>>>>

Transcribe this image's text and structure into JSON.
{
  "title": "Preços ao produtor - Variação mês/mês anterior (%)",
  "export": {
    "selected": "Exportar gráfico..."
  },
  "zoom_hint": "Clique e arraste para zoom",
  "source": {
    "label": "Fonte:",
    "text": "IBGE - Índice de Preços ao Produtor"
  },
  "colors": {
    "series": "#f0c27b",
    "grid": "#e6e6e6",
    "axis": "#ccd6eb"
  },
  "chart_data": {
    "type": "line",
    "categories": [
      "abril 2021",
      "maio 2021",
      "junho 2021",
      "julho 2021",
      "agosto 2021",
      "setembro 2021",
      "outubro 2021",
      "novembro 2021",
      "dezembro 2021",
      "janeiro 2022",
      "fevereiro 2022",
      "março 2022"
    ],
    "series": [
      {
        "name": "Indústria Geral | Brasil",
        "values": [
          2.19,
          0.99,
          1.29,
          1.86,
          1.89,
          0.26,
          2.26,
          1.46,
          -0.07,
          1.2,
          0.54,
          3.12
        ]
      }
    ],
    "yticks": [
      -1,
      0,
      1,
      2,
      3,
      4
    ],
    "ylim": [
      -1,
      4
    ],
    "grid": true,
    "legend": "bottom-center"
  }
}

<<<<

_Exercise brief_:
Copy each line that holds the word "text".

_Written solution_:
Transcribe this image's text and structure into JSON.
    "text": "IBGE - Índice de Preços ao Produtor"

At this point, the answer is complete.